→ Task instructions
In the text on a 3D prostate cancer model, reproduce the part starting at "Introduction: Prostate cancer" and ending at "tissue engineering techniques.".

→ Passage for review
%%

Introduction: Prostate cancer (PCa) ranks among the most prevalent cancers in developed nations, yet treatments for advanced stages offer palliative relief. The existing research models for PCa lack fidelity in replicating crucial aspects of its biology, impeding translational potential to clinical applications. Our project's primary objective was to create a human-derived 3D PCa model utilizing tissue engineering techniques.

Methods: Our methodology involves the cultivation of human prostate fibroblasts using the self-assembly method, creating stroma, and subsequent seeding of prostate epithelial cells on this stroma to mature into an epithelium. Specific cell culture conditions, including testosterone incorporation, replicate the hormone-responsive nature of the prostate. We integrated invasive PCa cell lines and spheroids to analyze invasion dynamics, offering a comprehensive platform for studying the tumor microenvironment.

%%

→ Material shown
%%

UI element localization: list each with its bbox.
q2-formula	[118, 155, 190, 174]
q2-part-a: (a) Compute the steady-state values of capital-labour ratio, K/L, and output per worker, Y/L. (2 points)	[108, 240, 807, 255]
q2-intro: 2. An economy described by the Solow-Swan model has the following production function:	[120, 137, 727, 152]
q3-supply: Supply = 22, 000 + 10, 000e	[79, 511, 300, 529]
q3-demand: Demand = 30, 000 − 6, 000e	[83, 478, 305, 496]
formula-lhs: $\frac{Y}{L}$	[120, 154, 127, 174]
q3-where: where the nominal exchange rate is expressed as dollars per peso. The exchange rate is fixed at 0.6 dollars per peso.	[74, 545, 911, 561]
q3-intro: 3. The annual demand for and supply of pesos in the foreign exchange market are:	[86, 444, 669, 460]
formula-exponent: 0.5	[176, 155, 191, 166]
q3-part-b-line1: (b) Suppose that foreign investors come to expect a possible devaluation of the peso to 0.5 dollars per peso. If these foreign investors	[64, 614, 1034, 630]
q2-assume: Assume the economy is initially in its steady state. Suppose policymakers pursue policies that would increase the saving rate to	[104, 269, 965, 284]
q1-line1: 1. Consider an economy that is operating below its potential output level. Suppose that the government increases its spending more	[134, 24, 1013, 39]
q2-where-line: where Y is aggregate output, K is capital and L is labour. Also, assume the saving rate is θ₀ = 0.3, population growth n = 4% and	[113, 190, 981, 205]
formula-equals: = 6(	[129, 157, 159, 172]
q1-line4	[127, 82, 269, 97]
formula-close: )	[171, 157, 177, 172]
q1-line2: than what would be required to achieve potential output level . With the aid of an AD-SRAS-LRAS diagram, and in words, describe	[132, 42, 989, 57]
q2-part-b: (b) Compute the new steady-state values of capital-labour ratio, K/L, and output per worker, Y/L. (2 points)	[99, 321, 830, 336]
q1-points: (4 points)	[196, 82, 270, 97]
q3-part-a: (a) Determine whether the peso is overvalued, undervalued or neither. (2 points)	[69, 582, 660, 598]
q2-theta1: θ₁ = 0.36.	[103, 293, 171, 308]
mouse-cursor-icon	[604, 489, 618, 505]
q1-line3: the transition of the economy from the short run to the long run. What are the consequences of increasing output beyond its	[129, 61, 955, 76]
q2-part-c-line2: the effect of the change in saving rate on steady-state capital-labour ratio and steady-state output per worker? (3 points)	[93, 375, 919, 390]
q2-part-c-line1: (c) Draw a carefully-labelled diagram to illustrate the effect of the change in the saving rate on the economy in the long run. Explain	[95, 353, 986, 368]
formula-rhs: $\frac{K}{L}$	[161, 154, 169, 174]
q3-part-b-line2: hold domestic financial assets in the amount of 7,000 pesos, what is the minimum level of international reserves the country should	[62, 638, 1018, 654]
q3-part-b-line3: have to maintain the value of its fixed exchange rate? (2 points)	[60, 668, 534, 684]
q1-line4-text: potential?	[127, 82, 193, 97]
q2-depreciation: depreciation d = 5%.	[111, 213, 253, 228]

%%

→ Result
Introduction: Prostate cancer (PCa) ranks among the most prevalent cancers in developed nations, yet treatments for advanced stages offer palliative relief. The existing research models for PCa lack fidelity in replicating crucial aspects of its biology, impeding translational potential to clinical applications. Our project's primary objective was to create a human-derived 3D PCa model utilizing tissue engineering techniques.